Data:
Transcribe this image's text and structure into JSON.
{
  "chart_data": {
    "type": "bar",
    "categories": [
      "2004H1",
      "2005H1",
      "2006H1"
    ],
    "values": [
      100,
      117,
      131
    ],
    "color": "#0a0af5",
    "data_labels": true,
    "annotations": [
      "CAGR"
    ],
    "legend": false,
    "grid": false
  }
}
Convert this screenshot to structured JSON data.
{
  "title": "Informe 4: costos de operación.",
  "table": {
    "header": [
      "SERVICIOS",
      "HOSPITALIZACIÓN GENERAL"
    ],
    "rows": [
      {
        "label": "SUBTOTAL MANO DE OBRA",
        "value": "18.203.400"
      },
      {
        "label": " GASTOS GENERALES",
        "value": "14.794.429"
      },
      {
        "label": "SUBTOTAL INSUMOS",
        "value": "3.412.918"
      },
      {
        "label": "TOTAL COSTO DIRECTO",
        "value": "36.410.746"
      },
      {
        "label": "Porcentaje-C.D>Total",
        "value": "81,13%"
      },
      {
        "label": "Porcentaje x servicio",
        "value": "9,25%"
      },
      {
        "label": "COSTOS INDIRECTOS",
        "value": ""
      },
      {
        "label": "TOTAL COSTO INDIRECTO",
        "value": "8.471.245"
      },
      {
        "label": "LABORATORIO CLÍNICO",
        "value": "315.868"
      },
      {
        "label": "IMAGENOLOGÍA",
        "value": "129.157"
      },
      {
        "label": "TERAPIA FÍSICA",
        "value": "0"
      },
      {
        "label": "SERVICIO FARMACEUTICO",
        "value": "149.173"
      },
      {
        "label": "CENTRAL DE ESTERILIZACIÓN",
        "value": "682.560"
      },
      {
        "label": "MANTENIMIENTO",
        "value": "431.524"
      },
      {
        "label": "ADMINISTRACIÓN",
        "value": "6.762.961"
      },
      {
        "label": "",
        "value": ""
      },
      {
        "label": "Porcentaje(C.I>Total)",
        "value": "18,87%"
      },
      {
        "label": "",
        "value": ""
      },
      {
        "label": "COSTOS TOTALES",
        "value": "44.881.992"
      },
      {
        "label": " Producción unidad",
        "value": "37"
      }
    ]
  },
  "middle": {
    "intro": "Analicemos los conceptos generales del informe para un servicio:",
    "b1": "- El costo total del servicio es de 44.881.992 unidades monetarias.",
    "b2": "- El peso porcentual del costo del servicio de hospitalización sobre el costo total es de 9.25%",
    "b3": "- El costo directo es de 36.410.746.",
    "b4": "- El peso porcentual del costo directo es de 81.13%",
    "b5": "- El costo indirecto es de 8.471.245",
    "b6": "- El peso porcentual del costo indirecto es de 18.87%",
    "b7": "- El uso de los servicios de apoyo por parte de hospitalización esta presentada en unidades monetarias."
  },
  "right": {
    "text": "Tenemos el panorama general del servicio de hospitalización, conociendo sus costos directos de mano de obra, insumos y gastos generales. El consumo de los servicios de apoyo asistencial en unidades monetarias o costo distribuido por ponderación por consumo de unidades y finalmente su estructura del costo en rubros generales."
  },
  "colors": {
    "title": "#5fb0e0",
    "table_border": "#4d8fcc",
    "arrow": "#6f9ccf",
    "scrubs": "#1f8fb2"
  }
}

Problem: Copy each line containing the word "monetarias" from the data.

Result:
    "b1": "- El costo total del servicio es de 44.881.992 unidades monetarias.",
    "b7": "- El uso de los servicios de apoyo por parte de hospitalización esta presentada en unidades monetarias."
    "text": "Tenemos el panorama general del servicio de hospitalización, conociendo sus costos directos de mano de obra, insumos y gastos generales. El consumo de los servicios de apoyo asistencial en unidades monetarias o costo distribuido por ponderación por consumo de unidades y finalmente su estructura del costo en rubros generales."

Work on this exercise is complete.